Stored data

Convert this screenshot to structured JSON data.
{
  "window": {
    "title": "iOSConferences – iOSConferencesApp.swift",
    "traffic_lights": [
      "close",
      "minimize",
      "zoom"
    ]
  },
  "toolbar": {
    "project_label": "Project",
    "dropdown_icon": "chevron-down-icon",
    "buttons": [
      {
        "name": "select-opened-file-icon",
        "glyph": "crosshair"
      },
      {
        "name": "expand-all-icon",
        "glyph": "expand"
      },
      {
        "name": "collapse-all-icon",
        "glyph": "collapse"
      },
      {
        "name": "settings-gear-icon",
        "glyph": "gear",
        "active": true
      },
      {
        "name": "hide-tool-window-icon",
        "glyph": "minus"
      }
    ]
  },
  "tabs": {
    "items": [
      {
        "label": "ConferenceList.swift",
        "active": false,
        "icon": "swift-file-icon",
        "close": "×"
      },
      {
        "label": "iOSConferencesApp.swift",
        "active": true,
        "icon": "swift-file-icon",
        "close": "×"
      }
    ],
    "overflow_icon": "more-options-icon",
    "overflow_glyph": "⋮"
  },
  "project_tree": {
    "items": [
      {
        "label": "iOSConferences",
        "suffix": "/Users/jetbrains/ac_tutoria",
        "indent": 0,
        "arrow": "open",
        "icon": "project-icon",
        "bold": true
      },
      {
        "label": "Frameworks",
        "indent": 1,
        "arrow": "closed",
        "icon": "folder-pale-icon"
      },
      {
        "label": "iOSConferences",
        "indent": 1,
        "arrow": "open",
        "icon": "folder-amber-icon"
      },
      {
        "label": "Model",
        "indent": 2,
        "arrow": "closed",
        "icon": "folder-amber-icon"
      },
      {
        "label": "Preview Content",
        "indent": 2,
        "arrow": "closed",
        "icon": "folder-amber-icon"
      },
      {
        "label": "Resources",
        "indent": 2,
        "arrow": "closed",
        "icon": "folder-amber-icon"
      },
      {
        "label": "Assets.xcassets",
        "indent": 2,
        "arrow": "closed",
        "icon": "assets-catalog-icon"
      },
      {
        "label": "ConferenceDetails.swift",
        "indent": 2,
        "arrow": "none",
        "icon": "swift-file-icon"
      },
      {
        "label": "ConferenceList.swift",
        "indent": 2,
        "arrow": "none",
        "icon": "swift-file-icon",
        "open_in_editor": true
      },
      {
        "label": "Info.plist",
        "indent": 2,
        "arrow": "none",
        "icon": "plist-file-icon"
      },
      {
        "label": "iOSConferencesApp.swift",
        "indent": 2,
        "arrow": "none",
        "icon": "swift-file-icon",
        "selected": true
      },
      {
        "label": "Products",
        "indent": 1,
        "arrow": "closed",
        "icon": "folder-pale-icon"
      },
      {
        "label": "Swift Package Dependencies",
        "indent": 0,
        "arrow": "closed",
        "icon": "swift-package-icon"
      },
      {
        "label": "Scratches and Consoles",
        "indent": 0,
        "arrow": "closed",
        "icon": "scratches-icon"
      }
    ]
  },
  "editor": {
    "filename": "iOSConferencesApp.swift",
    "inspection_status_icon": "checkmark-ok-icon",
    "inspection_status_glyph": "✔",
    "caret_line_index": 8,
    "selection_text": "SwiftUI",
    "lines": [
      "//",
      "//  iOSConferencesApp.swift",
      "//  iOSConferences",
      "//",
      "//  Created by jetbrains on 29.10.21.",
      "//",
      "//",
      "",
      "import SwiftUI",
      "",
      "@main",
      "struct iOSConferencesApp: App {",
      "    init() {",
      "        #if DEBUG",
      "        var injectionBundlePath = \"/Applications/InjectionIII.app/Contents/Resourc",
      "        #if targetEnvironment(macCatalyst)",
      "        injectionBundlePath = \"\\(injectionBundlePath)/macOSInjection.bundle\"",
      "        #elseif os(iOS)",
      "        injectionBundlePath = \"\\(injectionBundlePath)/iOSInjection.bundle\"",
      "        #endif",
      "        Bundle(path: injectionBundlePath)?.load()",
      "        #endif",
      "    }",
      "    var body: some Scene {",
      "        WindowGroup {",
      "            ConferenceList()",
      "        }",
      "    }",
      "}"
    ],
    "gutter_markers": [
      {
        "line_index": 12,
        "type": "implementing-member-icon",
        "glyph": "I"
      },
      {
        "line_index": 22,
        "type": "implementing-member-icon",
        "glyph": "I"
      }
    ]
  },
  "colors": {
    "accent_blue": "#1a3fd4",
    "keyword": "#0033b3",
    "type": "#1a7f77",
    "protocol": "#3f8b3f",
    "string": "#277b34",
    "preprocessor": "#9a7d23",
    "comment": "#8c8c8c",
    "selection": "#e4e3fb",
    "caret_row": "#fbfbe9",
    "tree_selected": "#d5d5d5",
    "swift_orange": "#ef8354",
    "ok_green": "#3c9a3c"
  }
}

◆ **YOUR TASK**: Retype the whole listing, matching it exactly.

◆ **SOLUTION TO THIS EXERCISE**:
Convert this screenshot to structured JSON data.
{
  "window": {
    "title": "iOSConferences – iOSConferencesApp.swift",
    "traffic_lights": [
      "close",
      "minimize",
      "zoom"
    ]
  },
  "toolbar": {
    "project_label": "Project",
    "dropdown_icon": "chevron-down-icon",
    "buttons": [
      {
        "name": "select-opened-file-icon",
        "glyph": "crosshair"
      },
      {
        "name": "expand-all-icon",
        "glyph": "expand"
      },
      {
        "name": "collapse-all-icon",
        "glyph": "collapse"
      },
      {
        "name": "settings-gear-icon",
        "glyph": "gear",
        "active": true
      },
      {
        "name": "hide-tool-window-icon",
        "glyph": "minus"
      }
    ]
  },
  "tabs": {
    "items": [
      {
        "label": "ConferenceList.swift",
        "active": false,
        "icon": "swift-file-icon",
        "close": "×"
      },
      {
        "label": "iOSConferencesApp.swift",
        "active": true,
        "icon": "swift-file-icon",
        "close": "×"
      }
    ],
    "overflow_icon": "more-options-icon",
    "overflow_glyph": "⋮"
  },
  "project_tree": {
    "items": [
      {
        "label": "iOSConferences",
        "suffix": "/Users/jetbrains/ac_tutoria",
        "indent": 0,
        "arrow": "open",
        "icon": "project-icon",
        "bold": true
      },
      {
        "label": "Frameworks",
        "indent": 1,
        "arrow": "closed",
        "icon": "folder-pale-icon"
      },
      {
        "label": "iOSConferences",
        "indent": 1,
        "arrow": "open",
        "icon": "folder-amber-icon"
      },
      {
        "label": "Model",
        "indent": 2,
        "arrow": "closed",
        "icon": "folder-amber-icon"
      },
      {
        "label": "Preview Content",
        "indent": 2,
        "arrow": "closed",
        "icon": "folder-amber-icon"
      },
      {
        "label": "Resources",
        "indent": 2,
        "arrow": "closed",
        "icon": "folder-amber-icon"
      },
      {
        "label": "Assets.xcassets",
        "indent": 2,
        "arrow": "closed",
        "icon": "assets-catalog-icon"
      },
      {
        "label": "ConferenceDetails.swift",
        "indent": 2,
        "arrow": "none",
        "icon": "swift-file-icon"
      },
      {
        "label": "ConferenceList.swift",
        "indent": 2,
        "arrow": "none",
        "icon": "swift-file-icon",
        "open_in_editor": true
      },
      {
        "label": "Info.plist",
        "indent": 2,
        "arrow": "none",
        "icon": "plist-file-icon"
      },
      {
        "label": "iOSConferencesApp.swift",
        "indent": 2,
        "arrow": "none",
        "icon": "swift-file-icon",
        "selected": true
      },
      {
        "label": "Products",
        "indent": 1,
        "arrow": "closed",
        "icon": "folder-pale-icon"
      },
      {
        "label": "Swift Package Dependencies",
        "indent": 0,
        "arrow": "closed",
        "icon": "swift-package-icon"
      },
      {
        "label": "Scratches and Consoles",
        "indent": 0,
        "arrow": "closed",
        "icon": "scratches-icon"
      }
    ]
  },
  "editor": {
    "filename": "iOSConferencesApp.swift",
    "inspection_status_icon": "checkmark-ok-icon",
    "inspection_status_glyph": "✔",
    "caret_line_index": 8,
    "selection_text": "SwiftUI",
    "lines": [
      "//",
      "//  iOSConferencesApp.swift",
      "//  iOSConferences",
      "//",
      "//  Created by jetbrains on 29.10.21.",
      "//",
      "//",
      "",
      "import SwiftUI",
      "",
      "@main",
      "struct iOSConferencesApp: App {",
      "    init() {",
      "        #if DEBUG",
      "        var injectionBundlePath = \"/Applications/InjectionIII.app/Contents/Resourc",
      "        #if targetEnvironment(macCatalyst)",
      "        injectionBundlePath = \"\\(injectionBundlePath)/macOSInjection.bundle\"",
      "        #elseif os(iOS)",
      "        injectionBundlePath = \"\\(injectionBundlePath)/iOSInjection.bundle\"",
      "        #endif",
      "        Bundle(path: injectionBundlePath)?.load()",
      "        #endif",
      "    }",
      "    var body: some Scene {",
      "        WindowGroup {",
      "            ConferenceList()",
      "        }",
      "    }",
      "}"
    ],
    "gutter_markers": [
      {
        "line_index": 12,
        "type": "implementing-member-icon",
        "glyph": "I"
      },
      {
        "line_index": 22,
        "type": "implementing-member-icon",
        "glyph": "I"
      }
    ]
  },
  "colors": {
    "accent_blue": "#1a3fd4",
    "keyword": "#0033b3",
    "type": "#1a7f77",
    "protocol": "#3f8b3f",
    "string": "#277b34",
    "preprocessor": "#9a7d23",
    "comment": "#8c8c8c",
    "selection": "#e4e3fb",
    "caret_row": "#fbfbe9",
    "tree_selected": "#d5d5d5",
    "swift_orange": "#ef8354",
    "ok_green": "#3c9a3c"
  }
}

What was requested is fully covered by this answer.